▸ Input rows
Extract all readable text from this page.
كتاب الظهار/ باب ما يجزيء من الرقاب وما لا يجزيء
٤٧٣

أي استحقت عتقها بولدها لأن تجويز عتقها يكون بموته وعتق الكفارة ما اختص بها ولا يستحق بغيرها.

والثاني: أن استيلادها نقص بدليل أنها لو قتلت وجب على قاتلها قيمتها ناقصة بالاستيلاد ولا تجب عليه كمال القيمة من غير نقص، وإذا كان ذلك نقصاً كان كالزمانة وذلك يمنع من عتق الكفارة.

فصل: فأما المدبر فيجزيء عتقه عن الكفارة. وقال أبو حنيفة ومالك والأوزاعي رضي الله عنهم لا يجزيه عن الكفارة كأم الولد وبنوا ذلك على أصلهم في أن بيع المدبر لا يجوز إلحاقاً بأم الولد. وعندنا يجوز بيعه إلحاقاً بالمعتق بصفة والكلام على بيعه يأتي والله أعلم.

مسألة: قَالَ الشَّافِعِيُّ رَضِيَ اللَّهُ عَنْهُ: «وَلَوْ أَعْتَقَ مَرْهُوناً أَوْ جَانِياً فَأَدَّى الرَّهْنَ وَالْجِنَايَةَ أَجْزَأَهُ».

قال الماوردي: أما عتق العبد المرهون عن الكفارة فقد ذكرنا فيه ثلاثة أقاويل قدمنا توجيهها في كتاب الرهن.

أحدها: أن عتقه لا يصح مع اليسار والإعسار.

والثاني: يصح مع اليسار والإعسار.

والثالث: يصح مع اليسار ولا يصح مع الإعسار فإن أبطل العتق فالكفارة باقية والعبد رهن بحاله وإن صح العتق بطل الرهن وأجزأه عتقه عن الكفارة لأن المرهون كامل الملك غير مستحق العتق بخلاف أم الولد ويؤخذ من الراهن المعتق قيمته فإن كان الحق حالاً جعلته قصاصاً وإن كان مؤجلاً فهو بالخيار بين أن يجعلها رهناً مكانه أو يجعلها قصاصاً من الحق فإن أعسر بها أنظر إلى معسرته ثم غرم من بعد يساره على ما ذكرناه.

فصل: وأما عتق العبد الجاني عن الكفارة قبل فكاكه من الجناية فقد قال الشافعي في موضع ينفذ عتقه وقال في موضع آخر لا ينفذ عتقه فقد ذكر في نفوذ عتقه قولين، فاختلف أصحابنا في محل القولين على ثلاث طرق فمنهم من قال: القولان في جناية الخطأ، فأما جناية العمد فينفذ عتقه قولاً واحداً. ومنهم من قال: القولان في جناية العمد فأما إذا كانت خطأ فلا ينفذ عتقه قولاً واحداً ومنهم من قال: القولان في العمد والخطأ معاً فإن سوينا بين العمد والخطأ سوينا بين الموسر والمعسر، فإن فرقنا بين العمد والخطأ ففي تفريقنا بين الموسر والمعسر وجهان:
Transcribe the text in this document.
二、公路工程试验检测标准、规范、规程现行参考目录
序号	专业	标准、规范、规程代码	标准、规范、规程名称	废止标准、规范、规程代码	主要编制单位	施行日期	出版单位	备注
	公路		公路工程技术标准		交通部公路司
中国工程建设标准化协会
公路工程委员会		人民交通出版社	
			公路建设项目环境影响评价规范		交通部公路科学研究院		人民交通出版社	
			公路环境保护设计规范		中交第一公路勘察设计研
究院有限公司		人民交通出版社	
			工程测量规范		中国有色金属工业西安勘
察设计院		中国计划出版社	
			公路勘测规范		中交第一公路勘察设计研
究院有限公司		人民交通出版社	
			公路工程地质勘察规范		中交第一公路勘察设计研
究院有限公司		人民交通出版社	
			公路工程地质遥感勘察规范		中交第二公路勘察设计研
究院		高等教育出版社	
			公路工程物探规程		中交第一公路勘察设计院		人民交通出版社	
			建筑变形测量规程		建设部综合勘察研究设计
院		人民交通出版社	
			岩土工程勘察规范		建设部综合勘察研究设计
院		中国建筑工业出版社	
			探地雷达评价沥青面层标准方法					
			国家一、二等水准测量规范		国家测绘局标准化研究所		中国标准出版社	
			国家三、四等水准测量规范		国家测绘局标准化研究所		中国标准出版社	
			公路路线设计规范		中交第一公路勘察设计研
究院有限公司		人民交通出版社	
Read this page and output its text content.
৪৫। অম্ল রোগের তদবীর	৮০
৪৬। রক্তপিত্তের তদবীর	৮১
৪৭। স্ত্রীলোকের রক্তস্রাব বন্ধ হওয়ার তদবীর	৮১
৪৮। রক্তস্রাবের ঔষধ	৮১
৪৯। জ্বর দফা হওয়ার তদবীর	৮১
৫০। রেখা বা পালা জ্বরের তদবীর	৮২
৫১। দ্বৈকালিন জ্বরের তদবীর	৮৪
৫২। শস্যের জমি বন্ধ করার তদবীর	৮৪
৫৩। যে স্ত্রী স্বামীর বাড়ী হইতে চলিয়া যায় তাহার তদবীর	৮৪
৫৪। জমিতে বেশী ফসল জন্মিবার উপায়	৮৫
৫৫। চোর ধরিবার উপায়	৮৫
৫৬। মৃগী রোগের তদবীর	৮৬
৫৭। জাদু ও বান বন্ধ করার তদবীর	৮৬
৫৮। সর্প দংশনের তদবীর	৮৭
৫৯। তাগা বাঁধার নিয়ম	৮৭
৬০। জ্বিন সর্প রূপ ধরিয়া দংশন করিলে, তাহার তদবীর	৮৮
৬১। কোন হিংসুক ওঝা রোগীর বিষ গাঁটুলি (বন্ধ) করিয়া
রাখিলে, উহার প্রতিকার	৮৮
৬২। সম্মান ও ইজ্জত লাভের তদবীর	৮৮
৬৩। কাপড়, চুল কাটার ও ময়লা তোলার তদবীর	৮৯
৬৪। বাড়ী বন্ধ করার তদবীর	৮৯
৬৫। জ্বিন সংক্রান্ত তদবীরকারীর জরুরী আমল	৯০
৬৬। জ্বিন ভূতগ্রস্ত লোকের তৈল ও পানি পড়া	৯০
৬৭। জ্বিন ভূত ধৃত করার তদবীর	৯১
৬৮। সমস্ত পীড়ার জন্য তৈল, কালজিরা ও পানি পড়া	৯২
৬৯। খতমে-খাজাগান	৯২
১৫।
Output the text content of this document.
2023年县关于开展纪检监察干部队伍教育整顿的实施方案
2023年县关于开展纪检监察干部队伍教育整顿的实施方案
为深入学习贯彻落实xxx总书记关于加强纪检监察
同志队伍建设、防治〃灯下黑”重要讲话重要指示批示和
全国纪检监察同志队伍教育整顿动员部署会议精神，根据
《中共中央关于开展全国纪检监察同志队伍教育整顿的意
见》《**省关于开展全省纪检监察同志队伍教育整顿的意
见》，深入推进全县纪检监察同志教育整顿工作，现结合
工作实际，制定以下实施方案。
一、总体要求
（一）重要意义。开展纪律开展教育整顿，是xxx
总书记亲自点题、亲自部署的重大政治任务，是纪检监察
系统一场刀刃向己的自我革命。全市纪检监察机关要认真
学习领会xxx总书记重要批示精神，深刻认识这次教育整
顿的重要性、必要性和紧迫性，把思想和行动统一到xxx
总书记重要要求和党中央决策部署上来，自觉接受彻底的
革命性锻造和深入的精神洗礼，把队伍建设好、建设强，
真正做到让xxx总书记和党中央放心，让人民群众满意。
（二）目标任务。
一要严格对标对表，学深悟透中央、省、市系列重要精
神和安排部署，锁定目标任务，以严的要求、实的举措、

▸ Directions
In the records above, locate the line that contains "Output the text content of this document.". Repeat it and every line after it, exactly, and nothing else.

▸ Task answer
Output the text content of this document.
2023年县关于开展纪检监察干部队伍教育整顿的实施方案
2023年县关于开展纪检监察干部队伍教育整顿的实施方案
为深入学习贯彻落实xxx总书记关于加强纪检监察
同志队伍建设、防治〃灯下黑”重要讲话重要指示批示和
全国纪检监察同志队伍教育整顿动员部署会议精神，根据
《中共中央关于开展全国纪检监察同志队伍教育整顿的意
见》《**省关于开展全省纪检监察同志队伍教育整顿的意
见》，深入推进全县纪检监察同志教育整顿工作，现结合
工作实际，制定以下实施方案。
一、总体要求
（一）重要意义。开展纪律开展教育整顿，是xxx
总书记亲自点题、亲自部署的重大政治任务，是纪检监察
系统一场刀刃向己的自我革命。全市纪检监察机关要认真
学习领会xxx总书记重要批示精神，深刻认识这次教育整
顿的重要性、必要性和紧迫性，把思想和行动统一到xxx
总书记重要要求和党中央决策部署上来，自觉接受彻底的
革命性锻造和深入的精神洗礼，把队伍建设好、建设强，
真正做到让xxx总书记和党中央放心，让人民群众满意。
（二）目标任务。
一要严格对标对表，学深悟透中央、省、市系列重要精
神和安排部署，锁定目标任务，以严的要求、实的举措、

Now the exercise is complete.